Girard College Trusteeship, In re

Decision Date24 January 1958
Citation391 Pa. 434,138 A.2d 844
PartiesIn re GIRARD COLLEGE TRUSTEESHIP. ESTATE of Stephen GIRARD, Deceased. APPEAL of CITY OF PHILADELPHIA et al. APPEAL of COMMONWEALTH of Pennsylvania. APPEAL of Robert FELDER. APPEAL of William Ashe FOUST.
CourtPennsylvania Supreme Court

William T. Coleman, Jr., Raymond Pace Alexander, Philadelphia, Louis H. Pollak, New Haven, Conn., for appellants, William Ashe Foust and Robert Felder.

David Berger, city Solicitor, Abraham L. Freedman, David E. Pinsky, Jacob J. Siegal, Asst. City Solicitors, Philadelphia, for City of Philadelphia.

Arthur Littleton, Morgan, Lewis & Bockius, Philadelphia, for substituted trustees.

Joseph P. Gaffney, Philadelphia, for board of directors of city trusts.

Lois G. Forer, Deputy Atty. Gen., Thomas D. McBride, Atty. Gen., for Commonwealth of Pennsylvania.

C. Brewster Rhoads, Philadelphia, for Girard College Alumni, amicus curiae.

Before CHARLES ALVIN JONES, C. J., and BELL, CHIDSEY, MUSMANNO and BENJAMIN R. JONES, JJ.

CHARLES ALVIN JONES, Chief Justice.

When this matter was here before, we affirmed the action of the Orphans' Court of Philadelphia County denying admission to Girard College to William Ashe Foust and Robert Felder, poor male Negro orphans, for the reason that the will of Stephen Girard, the founder and endower of the college, expressly restricts admission to 'poor male white orphan': see Girard Will Case, 386 Pa. 548, 551, 127 A.2d 287, 296. Although the institution is referred to as a college, the testator himself aptly termed it an 'Orphan Establishment' in one of two codicils which, with the decedent's will, were probated shortly after his death in 1831.
------------------------------------------------
Set tasks:
(A) From the Girard College court decision, extract everything from "William T. Coleman, Jr., Raymond" down to "City of Philadelphia.".
(B) Answer these questions using the Girard College court decision:
(i) Which court decided the case?
(ii) Who was the City Solicitor representing the City of Philadelphia?
(iii) In what year did Stephen Girard die?
------------------------------------------------
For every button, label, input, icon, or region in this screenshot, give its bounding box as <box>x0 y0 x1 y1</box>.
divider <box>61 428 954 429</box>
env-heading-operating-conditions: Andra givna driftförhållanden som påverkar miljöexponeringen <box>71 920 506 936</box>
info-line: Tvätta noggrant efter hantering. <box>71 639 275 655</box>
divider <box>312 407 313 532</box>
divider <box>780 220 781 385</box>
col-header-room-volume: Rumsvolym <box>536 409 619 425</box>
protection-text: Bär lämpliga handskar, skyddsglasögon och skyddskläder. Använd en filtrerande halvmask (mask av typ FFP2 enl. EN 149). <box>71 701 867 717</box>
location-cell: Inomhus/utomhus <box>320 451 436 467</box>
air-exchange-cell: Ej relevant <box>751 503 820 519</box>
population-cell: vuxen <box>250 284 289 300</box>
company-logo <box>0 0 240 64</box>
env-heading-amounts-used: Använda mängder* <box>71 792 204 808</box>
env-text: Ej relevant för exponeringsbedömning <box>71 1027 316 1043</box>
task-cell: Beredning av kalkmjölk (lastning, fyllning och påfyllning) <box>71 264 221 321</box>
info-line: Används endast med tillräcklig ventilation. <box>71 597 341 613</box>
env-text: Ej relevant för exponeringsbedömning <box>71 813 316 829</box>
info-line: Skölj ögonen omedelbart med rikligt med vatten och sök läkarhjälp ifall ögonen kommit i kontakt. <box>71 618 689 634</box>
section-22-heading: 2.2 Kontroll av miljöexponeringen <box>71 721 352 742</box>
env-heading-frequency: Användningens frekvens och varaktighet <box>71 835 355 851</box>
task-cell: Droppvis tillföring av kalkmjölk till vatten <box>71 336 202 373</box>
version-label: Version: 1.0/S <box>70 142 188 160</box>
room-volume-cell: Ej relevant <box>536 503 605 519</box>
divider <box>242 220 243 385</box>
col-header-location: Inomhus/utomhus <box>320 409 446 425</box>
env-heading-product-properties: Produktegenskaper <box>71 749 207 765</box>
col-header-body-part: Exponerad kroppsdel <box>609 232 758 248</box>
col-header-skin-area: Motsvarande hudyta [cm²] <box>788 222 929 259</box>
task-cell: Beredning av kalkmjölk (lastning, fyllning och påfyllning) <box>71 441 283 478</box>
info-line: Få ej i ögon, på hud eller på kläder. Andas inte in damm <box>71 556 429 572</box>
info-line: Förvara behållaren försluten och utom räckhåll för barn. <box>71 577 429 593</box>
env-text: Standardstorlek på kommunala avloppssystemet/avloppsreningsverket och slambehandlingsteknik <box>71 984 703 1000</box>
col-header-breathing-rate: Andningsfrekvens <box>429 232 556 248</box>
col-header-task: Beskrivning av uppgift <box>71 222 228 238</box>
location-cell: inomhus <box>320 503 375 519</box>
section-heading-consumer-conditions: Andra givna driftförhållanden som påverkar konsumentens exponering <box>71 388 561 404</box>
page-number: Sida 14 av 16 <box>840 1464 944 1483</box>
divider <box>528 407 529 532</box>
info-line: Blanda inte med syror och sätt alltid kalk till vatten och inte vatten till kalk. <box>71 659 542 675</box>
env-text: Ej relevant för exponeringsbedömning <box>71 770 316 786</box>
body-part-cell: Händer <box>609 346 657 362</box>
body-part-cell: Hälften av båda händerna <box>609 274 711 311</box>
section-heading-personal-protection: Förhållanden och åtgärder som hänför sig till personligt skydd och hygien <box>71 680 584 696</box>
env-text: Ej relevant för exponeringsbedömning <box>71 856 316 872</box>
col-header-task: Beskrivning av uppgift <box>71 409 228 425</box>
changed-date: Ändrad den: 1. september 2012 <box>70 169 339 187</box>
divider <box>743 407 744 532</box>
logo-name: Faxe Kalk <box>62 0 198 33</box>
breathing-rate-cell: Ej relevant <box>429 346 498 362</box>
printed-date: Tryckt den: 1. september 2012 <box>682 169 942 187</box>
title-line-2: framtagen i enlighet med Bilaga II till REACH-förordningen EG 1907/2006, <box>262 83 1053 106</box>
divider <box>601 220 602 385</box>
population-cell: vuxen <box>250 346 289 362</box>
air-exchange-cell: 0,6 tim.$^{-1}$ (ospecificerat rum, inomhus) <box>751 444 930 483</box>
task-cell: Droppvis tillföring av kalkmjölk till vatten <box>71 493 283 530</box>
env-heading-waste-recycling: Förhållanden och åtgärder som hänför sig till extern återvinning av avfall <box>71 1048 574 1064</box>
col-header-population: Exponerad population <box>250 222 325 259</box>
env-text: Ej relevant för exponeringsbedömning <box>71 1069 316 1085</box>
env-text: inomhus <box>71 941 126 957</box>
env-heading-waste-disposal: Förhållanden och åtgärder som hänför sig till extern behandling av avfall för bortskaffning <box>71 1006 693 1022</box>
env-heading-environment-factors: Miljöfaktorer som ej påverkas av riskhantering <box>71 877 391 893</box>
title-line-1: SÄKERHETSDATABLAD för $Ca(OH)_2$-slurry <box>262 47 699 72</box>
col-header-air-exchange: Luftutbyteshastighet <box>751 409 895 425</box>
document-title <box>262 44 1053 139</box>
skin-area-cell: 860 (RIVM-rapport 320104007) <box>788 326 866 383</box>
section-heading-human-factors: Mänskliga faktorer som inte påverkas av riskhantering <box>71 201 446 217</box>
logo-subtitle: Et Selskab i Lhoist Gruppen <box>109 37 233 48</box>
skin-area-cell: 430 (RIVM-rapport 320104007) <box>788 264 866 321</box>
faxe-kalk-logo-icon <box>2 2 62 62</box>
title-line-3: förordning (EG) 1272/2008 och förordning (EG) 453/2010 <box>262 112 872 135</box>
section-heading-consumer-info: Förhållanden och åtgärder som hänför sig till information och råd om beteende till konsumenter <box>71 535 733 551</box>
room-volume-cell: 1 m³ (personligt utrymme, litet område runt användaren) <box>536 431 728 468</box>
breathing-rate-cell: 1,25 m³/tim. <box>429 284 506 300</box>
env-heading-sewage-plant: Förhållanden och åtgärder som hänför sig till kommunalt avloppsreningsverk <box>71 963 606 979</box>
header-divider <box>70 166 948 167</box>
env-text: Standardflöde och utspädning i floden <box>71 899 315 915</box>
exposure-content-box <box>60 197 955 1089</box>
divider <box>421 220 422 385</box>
------------------------------------------------
Solved tasks:
(A)
William T. Coleman, Jr., Raymond Pace Alexander, Philadelphia, Louis H. Pollak, New Haven, Conn., for appellants, William Ashe Foust and Robert Felder.

David Berger, city Solicitor, Abraham L. Freedman, David E. Pinsky, Jacob J. Siegal, Asst. City Solicitors, Philadelphia, for City of Philadelphia.

(B)
(i) The Pennsylvania Supreme Court.
(ii) David Berger.
(iii) 1831.